--- DIRECTIONS ---
Single out each line with the word "时命题成立" and copy it.

[start]

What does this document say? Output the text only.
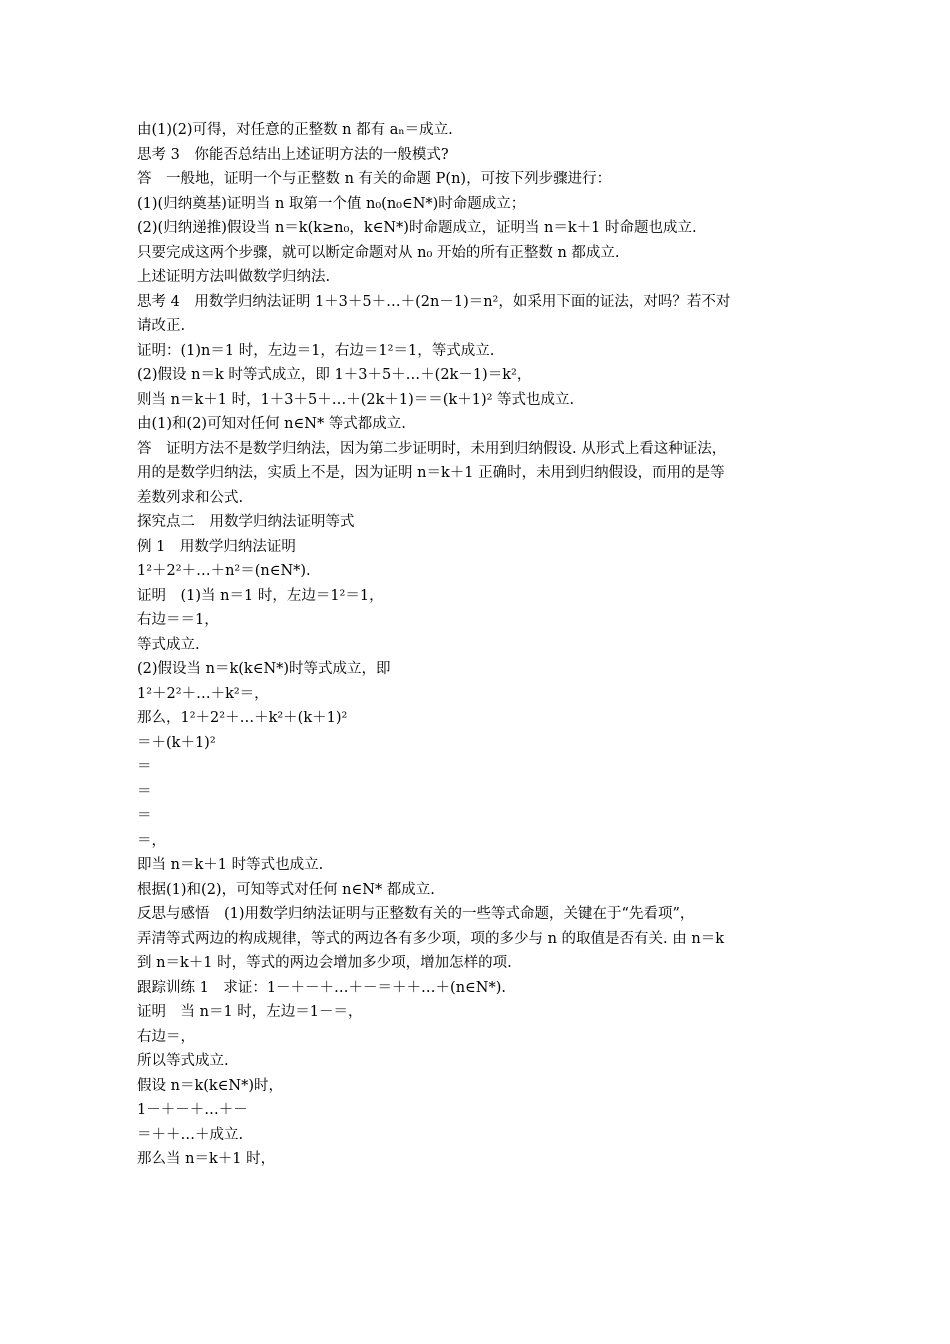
由(1)(2)可得，对任意的正整数 n 都有 aₙ＝成立.
思考 3　你能否总结出上述证明方法的一般模式?
答　一般地，证明一个与正整数 n 有关的命题 P(n)，可按下列步骤进行：
(1)(归纳奠基)证明当 n 取第一个值 n₀(n₀∈N*)时命题成立；
(2)(归纳递推)假设当 n＝k(k≥n₀，k∈N*)时命题成立，证明当 n＝k＋1 时命题也成立.
只要完成这两个步骤，就可以断定命题对从 n₀ 开始的所有正整数 n 都成立.
上述证明方法叫做数学归纳法.
思考 4　用数学归纳法证明 1＋3＋5＋…＋(2n－1)＝n²，如采用下面的证法，对吗？若不对
请改正.
证明：(1)n＝1 时，左边＝1，右边＝1²＝1，等式成立.
(2)假设 n＝k 时等式成立，即 1＋3＋5＋…＋(2k－1)＝k²，
则当 n＝k＋1 时，1＋3＋5＋…＋(2k＋1)＝＝(k＋1)² 等式也成立.
由(1)和(2)可知对任何 n∈N* 等式都成立.
答　证明方法不是数学归纳法，因为第二步证明时，未用到归纳假设. 从形式上看这种证法，
用的是数学归纳法，实质上不是，因为证明 n＝k＋1 正确时，未用到归纳假设，而用的是等
差数列求和公式.
探究点二　用数学归纳法证明等式
例 1　用数学归纳法证明
1²＋2²＋…＋n²＝(n∈N*).
证明　(1)当 n＝1 时，左边＝1²＝1，
右边＝＝1，
等式成立.
(2)假设当 n＝k(k∈N*)时等式成立，即
1²＋2²＋…＋k²＝，
那么，1²＋2²＋…＋k²＋(k＋1)²
＝＋(k＋1)²
＝
＝
＝
＝，
即当 n＝k＋1 时等式也成立.
根据(1)和(2)，可知等式对任何 n∈N* 都成立.
反思与感悟　(1)用数学归纳法证明与正整数有关的一些等式命题，关键在于“先看项”，
弄清等式两边的构成规律，等式的两边各有多少项，项的多少与 n 的取值是否有关. 由 n＝k
到 n＝k＋1 时，等式的两边会增加多少项，增加怎样的项.
跟踪训练 1　求证：1－＋－＋…＋－＝＋＋…＋(n∈N*).
证明　当 n＝1 时，左边＝1－＝，
右边＝，
所以等式成立.
假设 n＝k(k∈N*)时，
1－＋－＋…＋－
＝＋＋…＋成立.
那么当 n＝k＋1 时，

[end]

--- OUTPUT OF THE EXERCISE ---
(1)(归纳奠基)证明当 n 取第一个值 n₀(n₀∈N*)时命题成立；
(2)(归纳递推)假设当 n＝k(k≥n₀，k∈N*)时命题成立，证明当 n＝k＋1 时命题也成立.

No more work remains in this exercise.